-- start Data supplied --

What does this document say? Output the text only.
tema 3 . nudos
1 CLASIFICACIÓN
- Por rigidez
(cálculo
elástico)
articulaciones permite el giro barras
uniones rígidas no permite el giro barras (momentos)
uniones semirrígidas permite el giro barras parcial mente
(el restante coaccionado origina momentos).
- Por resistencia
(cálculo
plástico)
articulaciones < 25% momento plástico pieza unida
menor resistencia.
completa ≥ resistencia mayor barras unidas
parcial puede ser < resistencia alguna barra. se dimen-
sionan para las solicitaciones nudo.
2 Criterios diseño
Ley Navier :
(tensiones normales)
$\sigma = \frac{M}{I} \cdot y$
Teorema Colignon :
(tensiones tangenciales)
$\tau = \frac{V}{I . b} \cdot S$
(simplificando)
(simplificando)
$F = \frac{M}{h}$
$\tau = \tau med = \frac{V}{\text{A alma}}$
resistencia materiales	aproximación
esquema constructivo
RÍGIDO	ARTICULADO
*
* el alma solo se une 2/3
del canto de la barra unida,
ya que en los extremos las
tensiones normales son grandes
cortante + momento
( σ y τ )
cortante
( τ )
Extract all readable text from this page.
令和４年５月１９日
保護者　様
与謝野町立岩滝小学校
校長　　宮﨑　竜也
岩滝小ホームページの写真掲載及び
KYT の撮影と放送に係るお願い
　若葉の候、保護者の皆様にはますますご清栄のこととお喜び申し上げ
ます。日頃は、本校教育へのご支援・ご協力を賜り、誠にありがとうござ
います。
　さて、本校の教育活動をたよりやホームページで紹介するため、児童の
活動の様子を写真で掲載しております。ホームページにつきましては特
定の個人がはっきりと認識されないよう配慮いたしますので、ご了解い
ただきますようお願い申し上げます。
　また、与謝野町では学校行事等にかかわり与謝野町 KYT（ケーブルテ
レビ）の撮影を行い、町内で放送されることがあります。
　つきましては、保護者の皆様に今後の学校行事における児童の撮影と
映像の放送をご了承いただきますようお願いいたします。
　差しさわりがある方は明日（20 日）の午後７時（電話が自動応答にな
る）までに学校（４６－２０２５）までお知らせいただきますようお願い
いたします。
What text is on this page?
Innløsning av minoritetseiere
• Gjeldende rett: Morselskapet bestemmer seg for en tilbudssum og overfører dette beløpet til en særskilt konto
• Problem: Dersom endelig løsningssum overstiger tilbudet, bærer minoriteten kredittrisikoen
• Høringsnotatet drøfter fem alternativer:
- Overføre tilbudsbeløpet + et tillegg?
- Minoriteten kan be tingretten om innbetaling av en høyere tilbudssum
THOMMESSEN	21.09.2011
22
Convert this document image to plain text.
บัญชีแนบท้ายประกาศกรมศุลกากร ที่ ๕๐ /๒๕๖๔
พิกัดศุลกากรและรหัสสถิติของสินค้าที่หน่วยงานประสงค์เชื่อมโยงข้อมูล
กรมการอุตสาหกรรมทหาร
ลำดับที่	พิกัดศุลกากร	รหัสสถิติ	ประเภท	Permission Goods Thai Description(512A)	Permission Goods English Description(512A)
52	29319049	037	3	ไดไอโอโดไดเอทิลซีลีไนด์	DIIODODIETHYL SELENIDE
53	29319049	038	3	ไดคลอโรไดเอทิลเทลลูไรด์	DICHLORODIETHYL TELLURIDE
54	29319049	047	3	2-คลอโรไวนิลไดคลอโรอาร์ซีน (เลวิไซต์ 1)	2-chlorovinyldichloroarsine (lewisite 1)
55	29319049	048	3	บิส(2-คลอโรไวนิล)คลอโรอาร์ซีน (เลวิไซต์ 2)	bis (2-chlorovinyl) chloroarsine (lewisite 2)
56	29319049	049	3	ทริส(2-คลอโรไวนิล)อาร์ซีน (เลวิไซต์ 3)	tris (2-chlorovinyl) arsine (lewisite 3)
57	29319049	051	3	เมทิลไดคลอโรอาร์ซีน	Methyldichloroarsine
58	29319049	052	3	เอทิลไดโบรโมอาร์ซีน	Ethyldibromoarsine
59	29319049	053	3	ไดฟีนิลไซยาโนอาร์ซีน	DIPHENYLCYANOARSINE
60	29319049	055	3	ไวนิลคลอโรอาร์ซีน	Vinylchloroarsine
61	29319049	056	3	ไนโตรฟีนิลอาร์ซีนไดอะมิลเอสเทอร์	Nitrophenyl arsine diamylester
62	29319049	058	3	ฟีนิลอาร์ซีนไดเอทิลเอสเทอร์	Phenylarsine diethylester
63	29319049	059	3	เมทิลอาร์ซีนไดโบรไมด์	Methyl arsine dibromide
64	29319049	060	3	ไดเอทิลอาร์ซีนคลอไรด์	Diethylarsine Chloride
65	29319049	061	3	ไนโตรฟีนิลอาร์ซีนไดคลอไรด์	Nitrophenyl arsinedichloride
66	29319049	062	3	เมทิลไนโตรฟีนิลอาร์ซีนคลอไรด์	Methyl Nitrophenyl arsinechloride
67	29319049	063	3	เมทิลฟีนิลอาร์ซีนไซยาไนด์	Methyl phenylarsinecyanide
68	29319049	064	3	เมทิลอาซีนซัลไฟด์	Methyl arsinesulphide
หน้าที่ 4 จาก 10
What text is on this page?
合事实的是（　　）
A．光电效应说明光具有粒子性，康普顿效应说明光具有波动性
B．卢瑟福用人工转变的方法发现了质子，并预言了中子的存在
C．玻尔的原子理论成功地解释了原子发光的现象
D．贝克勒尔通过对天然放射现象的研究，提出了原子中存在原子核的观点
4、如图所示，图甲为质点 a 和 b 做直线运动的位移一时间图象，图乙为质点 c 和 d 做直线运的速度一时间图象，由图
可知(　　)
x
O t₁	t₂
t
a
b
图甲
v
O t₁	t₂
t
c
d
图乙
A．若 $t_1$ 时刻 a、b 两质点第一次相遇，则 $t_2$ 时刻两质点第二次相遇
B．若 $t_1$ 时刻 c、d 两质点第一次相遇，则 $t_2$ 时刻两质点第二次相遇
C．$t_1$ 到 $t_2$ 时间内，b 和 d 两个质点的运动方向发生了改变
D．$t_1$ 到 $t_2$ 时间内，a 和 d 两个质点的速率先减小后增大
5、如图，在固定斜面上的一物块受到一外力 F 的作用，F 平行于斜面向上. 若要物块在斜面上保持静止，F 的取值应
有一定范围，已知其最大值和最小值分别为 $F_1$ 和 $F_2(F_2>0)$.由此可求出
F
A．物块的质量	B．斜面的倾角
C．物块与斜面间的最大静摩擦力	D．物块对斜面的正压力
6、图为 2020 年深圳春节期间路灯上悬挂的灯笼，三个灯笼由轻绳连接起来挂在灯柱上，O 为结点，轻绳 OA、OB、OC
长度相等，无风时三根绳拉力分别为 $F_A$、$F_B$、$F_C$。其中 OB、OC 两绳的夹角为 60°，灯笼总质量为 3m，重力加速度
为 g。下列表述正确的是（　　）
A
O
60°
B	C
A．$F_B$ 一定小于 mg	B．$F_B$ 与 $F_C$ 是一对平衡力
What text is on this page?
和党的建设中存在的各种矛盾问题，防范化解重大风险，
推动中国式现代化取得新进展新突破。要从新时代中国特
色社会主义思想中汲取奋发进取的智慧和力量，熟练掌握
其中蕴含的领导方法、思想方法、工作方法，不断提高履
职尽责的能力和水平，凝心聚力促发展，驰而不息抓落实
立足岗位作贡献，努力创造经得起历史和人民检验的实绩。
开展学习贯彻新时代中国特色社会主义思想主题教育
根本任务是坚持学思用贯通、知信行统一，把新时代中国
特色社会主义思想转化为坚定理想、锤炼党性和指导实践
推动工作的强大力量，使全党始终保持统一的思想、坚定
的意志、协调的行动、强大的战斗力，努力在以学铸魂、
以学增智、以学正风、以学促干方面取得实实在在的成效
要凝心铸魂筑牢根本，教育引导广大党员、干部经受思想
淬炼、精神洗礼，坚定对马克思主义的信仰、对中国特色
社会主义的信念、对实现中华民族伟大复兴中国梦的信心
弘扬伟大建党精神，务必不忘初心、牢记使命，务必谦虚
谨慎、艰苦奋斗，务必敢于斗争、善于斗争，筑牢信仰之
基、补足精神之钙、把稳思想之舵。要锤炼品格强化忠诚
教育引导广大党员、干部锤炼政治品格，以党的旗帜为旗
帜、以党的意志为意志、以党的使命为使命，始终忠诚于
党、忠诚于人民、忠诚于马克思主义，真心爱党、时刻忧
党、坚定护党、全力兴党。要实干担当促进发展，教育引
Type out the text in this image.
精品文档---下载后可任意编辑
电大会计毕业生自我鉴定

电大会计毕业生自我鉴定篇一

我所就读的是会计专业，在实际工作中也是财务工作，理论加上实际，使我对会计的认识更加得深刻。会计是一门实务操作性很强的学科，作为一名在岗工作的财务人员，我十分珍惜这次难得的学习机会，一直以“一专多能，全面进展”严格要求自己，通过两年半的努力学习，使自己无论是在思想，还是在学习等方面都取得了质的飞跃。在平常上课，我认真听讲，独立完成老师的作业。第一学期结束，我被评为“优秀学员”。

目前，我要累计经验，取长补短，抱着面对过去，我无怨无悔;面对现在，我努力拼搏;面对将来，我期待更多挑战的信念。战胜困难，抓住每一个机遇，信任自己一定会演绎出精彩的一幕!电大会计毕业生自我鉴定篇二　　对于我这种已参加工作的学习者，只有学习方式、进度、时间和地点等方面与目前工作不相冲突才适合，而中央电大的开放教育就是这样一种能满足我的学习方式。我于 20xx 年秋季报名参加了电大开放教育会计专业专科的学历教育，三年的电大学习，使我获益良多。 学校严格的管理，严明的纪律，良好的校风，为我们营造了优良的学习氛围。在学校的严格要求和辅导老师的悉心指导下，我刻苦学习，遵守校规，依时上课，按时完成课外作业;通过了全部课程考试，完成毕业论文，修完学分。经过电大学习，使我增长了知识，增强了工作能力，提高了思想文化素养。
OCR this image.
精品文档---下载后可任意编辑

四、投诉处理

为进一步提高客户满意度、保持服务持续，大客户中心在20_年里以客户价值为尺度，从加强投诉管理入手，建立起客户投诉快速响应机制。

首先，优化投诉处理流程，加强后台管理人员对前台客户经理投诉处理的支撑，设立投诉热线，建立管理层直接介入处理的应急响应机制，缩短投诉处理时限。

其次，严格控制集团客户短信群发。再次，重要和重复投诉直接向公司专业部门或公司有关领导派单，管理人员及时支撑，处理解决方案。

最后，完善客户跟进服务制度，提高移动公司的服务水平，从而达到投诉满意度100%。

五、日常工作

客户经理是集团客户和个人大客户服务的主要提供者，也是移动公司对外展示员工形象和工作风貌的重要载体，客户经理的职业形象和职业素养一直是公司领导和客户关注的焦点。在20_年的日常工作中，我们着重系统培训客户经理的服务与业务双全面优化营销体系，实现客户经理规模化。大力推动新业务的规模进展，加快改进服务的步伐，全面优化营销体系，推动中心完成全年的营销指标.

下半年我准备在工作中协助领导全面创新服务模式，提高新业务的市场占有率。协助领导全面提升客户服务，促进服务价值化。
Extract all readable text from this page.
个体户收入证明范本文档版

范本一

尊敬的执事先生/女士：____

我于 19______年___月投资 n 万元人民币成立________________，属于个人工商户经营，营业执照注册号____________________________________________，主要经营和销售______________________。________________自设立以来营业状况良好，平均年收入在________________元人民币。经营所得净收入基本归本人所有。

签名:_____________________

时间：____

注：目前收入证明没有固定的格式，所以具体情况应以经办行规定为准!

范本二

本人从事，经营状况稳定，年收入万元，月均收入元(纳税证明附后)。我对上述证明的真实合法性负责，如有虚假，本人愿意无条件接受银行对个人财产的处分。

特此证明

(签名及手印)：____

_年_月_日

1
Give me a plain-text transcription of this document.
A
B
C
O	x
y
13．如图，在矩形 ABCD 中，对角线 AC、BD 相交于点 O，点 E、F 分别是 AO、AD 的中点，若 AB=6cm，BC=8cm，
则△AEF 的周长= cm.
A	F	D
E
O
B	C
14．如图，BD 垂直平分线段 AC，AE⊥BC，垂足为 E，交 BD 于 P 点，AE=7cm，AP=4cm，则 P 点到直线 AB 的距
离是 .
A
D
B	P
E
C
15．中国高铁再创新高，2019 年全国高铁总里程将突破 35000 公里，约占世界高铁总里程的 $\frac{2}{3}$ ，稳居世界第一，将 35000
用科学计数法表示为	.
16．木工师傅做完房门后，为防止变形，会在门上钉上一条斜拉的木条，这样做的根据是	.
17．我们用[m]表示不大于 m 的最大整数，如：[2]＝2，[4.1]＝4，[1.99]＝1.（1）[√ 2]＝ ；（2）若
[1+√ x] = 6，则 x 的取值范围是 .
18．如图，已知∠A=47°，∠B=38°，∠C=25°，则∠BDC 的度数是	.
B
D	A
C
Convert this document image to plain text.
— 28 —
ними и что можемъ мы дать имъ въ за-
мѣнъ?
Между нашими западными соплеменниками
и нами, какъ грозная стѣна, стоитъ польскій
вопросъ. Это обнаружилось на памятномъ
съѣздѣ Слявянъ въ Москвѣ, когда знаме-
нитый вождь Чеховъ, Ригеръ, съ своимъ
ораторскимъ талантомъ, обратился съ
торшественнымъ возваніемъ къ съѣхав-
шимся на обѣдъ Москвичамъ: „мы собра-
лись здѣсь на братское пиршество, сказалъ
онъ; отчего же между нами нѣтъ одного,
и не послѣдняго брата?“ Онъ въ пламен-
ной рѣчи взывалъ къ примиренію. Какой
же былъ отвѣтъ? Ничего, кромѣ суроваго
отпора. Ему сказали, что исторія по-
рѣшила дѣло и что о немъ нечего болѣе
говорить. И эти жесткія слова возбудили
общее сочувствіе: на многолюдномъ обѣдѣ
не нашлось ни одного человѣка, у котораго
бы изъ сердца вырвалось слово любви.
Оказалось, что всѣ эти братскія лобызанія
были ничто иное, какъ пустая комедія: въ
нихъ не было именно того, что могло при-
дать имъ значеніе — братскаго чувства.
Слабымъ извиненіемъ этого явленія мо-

-- end Data supplied --

Directions for this task: Show, from the material above, each line that includes the string "ลอาร".

Result of this task:
61	29319049	056	3	ไนโตรฟีนิลอาร์ซีนไดอะมิลเอสเทอร์	Nitrophenyl arsine diamylester
62	29319049	058	3	ฟีนิลอาร์ซีนไดเอทิลเอสเทอร์	Phenylarsine diethylester
63	29319049	059	3	เมทิลอาร์ซีนไดโบรไมด์	Methyl arsine dibromide
64	29319049	060	3	ไดเอทิลอาร์ซีนคลอไรด์	Diethylarsine Chloride
65	29319049	061	3	ไนโตรฟีนิลอาร์ซีนไดคลอไรด์	Nitrophenyl arsinedichloride
66	29319049	062	3	เมทิลไนโตรฟีนิลอาร์ซีนคลอไรด์	Methyl Nitrophenyl arsinechloride
67	29319049	063	3	เมทิลฟีนิลอาร์ซีนไซยาไนด์	Methyl phenylarsinecyanide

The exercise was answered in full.